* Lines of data
⁂

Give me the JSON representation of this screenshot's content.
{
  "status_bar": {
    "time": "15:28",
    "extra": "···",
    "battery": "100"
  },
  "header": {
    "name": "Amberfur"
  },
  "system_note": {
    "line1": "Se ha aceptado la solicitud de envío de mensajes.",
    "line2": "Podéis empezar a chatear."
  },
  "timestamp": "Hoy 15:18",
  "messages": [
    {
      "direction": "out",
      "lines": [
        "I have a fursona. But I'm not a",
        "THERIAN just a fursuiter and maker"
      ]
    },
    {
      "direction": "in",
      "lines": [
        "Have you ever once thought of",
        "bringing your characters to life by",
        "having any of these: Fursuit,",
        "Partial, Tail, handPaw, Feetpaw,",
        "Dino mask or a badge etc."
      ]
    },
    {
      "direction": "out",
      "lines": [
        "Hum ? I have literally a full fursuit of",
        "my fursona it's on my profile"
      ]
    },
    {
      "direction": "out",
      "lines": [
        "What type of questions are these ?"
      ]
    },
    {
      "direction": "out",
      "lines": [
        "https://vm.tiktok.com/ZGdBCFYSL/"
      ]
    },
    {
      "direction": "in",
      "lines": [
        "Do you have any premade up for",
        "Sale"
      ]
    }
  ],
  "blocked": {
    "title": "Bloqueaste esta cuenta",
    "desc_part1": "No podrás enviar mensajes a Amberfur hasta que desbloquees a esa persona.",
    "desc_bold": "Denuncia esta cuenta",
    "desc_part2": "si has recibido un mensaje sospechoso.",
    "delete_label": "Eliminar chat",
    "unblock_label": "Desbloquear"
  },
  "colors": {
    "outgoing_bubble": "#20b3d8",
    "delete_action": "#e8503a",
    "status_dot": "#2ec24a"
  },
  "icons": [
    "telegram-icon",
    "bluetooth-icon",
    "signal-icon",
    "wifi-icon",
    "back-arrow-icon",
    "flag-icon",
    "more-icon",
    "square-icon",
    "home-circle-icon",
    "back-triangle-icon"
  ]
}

⁂

* Requirement
Output the entries verbatim.

* Solution below
Give me the JSON representation of this screenshot's content.
{
  "status_bar": {
    "time": "15:28",
    "extra": "···",
    "battery": "100"
  },
  "header": {
    "name": "Amberfur"
  },
  "system_note": {
    "line1": "Se ha aceptado la solicitud de envío de mensajes.",
    "line2": "Podéis empezar a chatear."
  },
  "timestamp": "Hoy 15:18",
  "messages": [
    {
      "direction": "out",
      "lines": [
        "I have a fursona. But I'm not a",
        "THERIAN just a fursuiter and maker"
      ]
    },
    {
      "direction": "in",
      "lines": [
        "Have you ever once thought of",
        "bringing your characters to life by",
        "having any of these: Fursuit,",
        "Partial, Tail, handPaw, Feetpaw,",
        "Dino mask or a badge etc."
      ]
    },
    {
      "direction": "out",
      "lines": [
        "Hum ? I have literally a full fursuit of",
        "my fursona it's on my profile"
      ]
    },
    {
      "direction": "out",
      "lines": [
        "What type of questions are these ?"
      ]
    },
    {
      "direction": "out",
      "lines": [
        "https://vm.tiktok.com/ZGdBCFYSL/"
      ]
    },
    {
      "direction": "in",
      "lines": [
        "Do you have any premade up for",
        "Sale"
      ]
    }
  ],
  "blocked": {
    "title": "Bloqueaste esta cuenta",
    "desc_part1": "No podrás enviar mensajes a Amberfur hasta que desbloquees a esa persona.",
    "desc_bold": "Denuncia esta cuenta",
    "desc_part2": "si has recibido un mensaje sospechoso.",
    "delete_label": "Eliminar chat",
    "unblock_label": "Desbloquear"
  },
  "colors": {
    "outgoing_bubble": "#20b3d8",
    "delete_action": "#e8503a",
    "status_dot": "#2ec24a"
  },
  "icons": [
    "telegram-icon",
    "bluetooth-icon",
    "signal-icon",
    "wifi-icon",
    "back-arrow-icon",
    "flag-icon",
    "more-icon",
    "square-icon",
    "home-circle-icon",
    "back-triangle-icon"
  ]
}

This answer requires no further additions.